>> start

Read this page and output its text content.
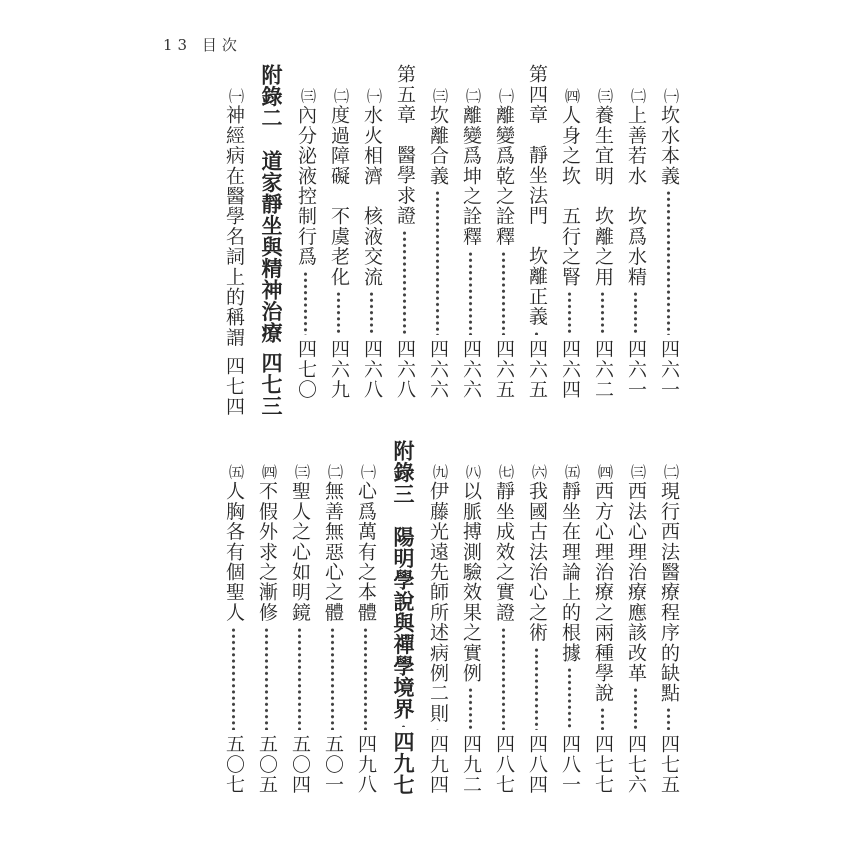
13 目次
㈠
坎水本義
四六一
㈡
上善若水　坎爲水精
四六一
㈢
養生宜明　坎離之用
四六二
㈣
人身之坎　五行之腎
四六四
第四章　靜坐法門　坎離正義
四六五
㈠
離變爲乾之詮釋
四六五
㈡
離變爲坤之詮釋
四六六
㈢
坎離合義
四六六
第五章　醫學求證
四六八
㈠
水火相濟　核液交流
四六八
㈡
度過障礙　不虞老化
四六九
㈢
內分泌液控制行爲
四七〇
附錄二　道家靜坐與精神治療
四七三
㈠
神經病在醫學名詞上的稱謂
四七四
㈡
現行西法醫療程序的缺點
四七五
㈢
西法心理治療應該改革
四七六
㈣
西方心理治療之兩種學說
四七七
㈤
靜坐在理論上的根據
四八一
㈥
我國古法治心之術
四八四
㈦
靜坐成效之實證
四八七
㈧
以脈搏測驗效果之實例
四九二
㈨
伊藤光遠先師所述病例二則
四九四
附錄三　陽明學說與禪學境界
四九七
㈠
心爲萬有之本體
四九八
㈡
無善無惡心之體
五〇一
㈢
聖人之心如明鏡
五〇四
㈣
不假外求之漸修
五〇五
㈤
人胸各有個聖人
五〇七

>> end

THE TASK - The records above must be printed exactly; the pictures stay out.

FULL SOLUTION -
Read this page and output its text content.
13 目次
㈠
坎水本義
四六一
㈡
上善若水　坎爲水精
四六一
㈢
養生宜明　坎離之用
四六二
㈣
人身之坎　五行之腎
四六四
第四章　靜坐法門　坎離正義
四六五
㈠
離變爲乾之詮釋
四六五
㈡
離變爲坤之詮釋
四六六
㈢
坎離合義
四六六
第五章　醫學求證
四六八
㈠
水火相濟　核液交流
四六八
㈡
度過障礙　不虞老化
四六九
㈢
內分泌液控制行爲
四七〇
附錄二　道家靜坐與精神治療
四七三
㈠
神經病在醫學名詞上的稱謂
四七四
㈡
現行西法醫療程序的缺點
四七五
㈢
西法心理治療應該改革
四七六
㈣
西方心理治療之兩種學說
四七七
㈤
靜坐在理論上的根據
四八一
㈥
我國古法治心之術
四八四
㈦
靜坐成效之實證
四八七
㈧
以脈搏測驗效果之實例
四九二
㈨
伊藤光遠先師所述病例二則
四九四
附錄三　陽明學說與禪學境界
四九七
㈠
心爲萬有之本體
四九八
㈡
無善無惡心之體
五〇一
㈢
聖人之心如明鏡
五〇四
㈣
不假外求之漸修
五〇五
㈤
人胸各有個聖人
五〇七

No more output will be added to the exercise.